— START INFORMATION PROVIDED —

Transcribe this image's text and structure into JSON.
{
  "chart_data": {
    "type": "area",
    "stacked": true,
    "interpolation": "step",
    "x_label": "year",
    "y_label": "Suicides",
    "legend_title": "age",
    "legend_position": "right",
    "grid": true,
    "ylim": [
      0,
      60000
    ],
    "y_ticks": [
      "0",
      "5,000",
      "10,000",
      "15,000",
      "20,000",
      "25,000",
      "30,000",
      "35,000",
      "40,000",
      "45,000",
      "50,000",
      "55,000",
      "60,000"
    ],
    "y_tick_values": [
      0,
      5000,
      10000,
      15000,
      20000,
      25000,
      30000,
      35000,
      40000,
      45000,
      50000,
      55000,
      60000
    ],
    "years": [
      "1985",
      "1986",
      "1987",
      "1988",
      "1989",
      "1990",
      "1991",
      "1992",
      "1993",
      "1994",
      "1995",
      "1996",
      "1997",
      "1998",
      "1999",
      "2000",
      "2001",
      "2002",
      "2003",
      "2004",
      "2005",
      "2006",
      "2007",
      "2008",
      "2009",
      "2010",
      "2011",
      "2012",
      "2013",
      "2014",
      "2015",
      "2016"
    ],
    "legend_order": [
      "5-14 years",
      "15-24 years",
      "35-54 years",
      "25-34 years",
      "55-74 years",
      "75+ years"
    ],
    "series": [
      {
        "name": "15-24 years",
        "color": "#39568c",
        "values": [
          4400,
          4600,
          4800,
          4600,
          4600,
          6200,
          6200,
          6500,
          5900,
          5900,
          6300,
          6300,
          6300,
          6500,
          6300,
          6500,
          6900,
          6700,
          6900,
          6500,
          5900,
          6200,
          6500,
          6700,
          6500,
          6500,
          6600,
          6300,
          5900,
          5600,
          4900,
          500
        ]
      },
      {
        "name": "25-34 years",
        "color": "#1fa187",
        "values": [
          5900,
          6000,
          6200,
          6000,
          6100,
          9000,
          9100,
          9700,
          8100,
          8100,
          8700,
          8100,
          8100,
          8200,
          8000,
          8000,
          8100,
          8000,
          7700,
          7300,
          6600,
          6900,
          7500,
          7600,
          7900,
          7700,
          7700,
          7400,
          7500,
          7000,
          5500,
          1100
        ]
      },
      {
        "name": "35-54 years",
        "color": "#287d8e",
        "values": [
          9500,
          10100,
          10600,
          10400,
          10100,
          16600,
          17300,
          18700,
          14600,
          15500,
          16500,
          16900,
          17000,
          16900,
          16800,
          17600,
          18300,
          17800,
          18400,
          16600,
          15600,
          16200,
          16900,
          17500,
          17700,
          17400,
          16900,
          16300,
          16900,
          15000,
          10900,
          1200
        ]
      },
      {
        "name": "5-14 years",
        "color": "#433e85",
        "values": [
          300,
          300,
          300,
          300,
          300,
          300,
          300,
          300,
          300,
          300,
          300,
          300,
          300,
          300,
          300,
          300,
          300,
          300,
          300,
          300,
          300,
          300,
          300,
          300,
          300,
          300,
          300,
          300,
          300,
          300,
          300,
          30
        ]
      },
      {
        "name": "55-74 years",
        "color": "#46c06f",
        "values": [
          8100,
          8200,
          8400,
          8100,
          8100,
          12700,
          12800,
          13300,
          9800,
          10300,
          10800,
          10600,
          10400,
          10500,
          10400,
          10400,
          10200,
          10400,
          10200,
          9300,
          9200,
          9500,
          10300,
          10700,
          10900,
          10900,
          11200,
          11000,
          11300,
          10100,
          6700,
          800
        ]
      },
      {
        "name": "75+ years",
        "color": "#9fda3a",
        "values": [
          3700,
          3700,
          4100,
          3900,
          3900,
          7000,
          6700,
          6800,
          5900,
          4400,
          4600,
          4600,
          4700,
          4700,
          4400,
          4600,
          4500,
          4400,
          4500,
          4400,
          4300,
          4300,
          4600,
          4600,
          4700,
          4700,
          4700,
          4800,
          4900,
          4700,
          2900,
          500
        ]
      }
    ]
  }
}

— END INFORMATION PROVIDED —

Write out every entry verbatim.

Transcribe this image's text and structure into JSON.
{
  "chart_data": {
    "type": "area",
    "stacked": true,
    "interpolation": "step",
    "x_label": "year",
    "y_label": "Suicides",
    "legend_title": "age",
    "legend_position": "right",
    "grid": true,
    "ylim": [
      0,
      60000
    ],
    "y_ticks": [
      "0",
      "5,000",
      "10,000",
      "15,000",
      "20,000",
      "25,000",
      "30,000",
      "35,000",
      "40,000",
      "45,000",
      "50,000",
      "55,000",
      "60,000"
    ],
    "y_tick_values": [
      0,
      5000,
      10000,
      15000,
      20000,
      25000,
      30000,
      35000,
      40000,
      45000,
      50000,
      55000,
      60000
    ],
    "years": [
      "1985",
      "1986",
      "1987",
      "1988",
      "1989",
      "1990",
      "1991",
      "1992",
      "1993",
      "1994",
      "1995",
      "1996",
      "1997",
      "1998",
      "1999",
      "2000",
      "2001",
      "2002",
      "2003",
      "2004",
      "2005",
      "2006",
      "2007",
      "2008",
      "2009",
      "2010",
      "2011",
      "2012",
      "2013",
      "2014",
      "2015",
      "2016"
    ],
    "legend_order": [
      "5-14 years",
      "15-24 years",
      "35-54 years",
      "25-34 years",
      "55-74 years",
      "75+ years"
    ],
    "series": [
      {
        "name": "15-24 years",
        "color": "#39568c",
        "values": [
          4400,
          4600,
          4800,
          4600,
          4600,
          6200,
          6200,
          6500,
          5900,
          5900,
          6300,
          6300,
          6300,
          6500,
          6300,
          6500,
          6900,
          6700,
          6900,
          6500,
          5900,
          6200,
          6500,
          6700,
          6500,
          6500,
          6600,
          6300,
          5900,
          5600,
          4900,
          500
        ]
      },
      {
        "name": "25-34 years",
        "color": "#1fa187",
        "values": [
          5900,
          6000,
          6200,
          6000,
          6100,
          9000,
          9100,
          9700,
          8100,
          8100,
          8700,
          8100,
          8100,
          8200,
          8000,
          8000,
          8100,
          8000,
          7700,
          7300,
          6600,
          6900,
          7500,
          7600,
          7900,
          7700,
          7700,
          7400,
          7500,
          7000,
          5500,
          1100
        ]
      },
      {
        "name": "35-54 years",
        "color": "#287d8e",
        "values": [
          9500,
          10100,
          10600,
          10400,
          10100,
          16600,
          17300,
          18700,
          14600,
          15500,
          16500,
          16900,
          17000,
          16900,
          16800,
          17600,
          18300,
          17800,
          18400,
          16600,
          15600,
          16200,
          16900,
          17500,
          17700,
          17400,
          16900,
          16300,
          16900,
          15000,
          10900,
          1200
        ]
      },
      {
        "name": "5-14 years",
        "color": "#433e85",
        "values": [
          300,
          300,
          300,
          300,
          300,
          300,
          300,
          300,
          300,
          300,
          300,
          300,
          300,
          300,
          300,
          300,
          300,
          300,
          300,
          300,
          300,
          300,
          300,
          300,
          300,
          300,
          300,
          300,
          300,
          300,
          300,
          30
        ]
      },
      {
        "name": "55-74 years",
        "color": "#46c06f",
        "values": [
          8100,
          8200,
          8400,
          8100,
          8100,
          12700,
          12800,
          13300,
          9800,
          10300,
          10800,
          10600,
          10400,
          10500,
          10400,
          10400,
          10200,
          10400,
          10200,
          9300,
          9200,
          9500,
          10300,
          10700,
          10900,
          10900,
          11200,
          11000,
          11300,
          10100,
          6700,
          800
        ]
      },
      {
        "name": "75+ years",
        "color": "#9fda3a",
        "values": [
          3700,
          3700,
          4100,
          3900,
          3900,
          7000,
          6700,
          6800,
          5900,
          4400,
          4600,
          4600,
          4700,
          4700,
          4400,
          4600,
          4500,
          4400,
          4500,
          4400,
          4300,
          4300,
          4600,
          4600,
          4700,
          4700,
          4700,
          4800,
          4900,
          4700,
          2900,
          500
        ]
      }
    ]
  }
}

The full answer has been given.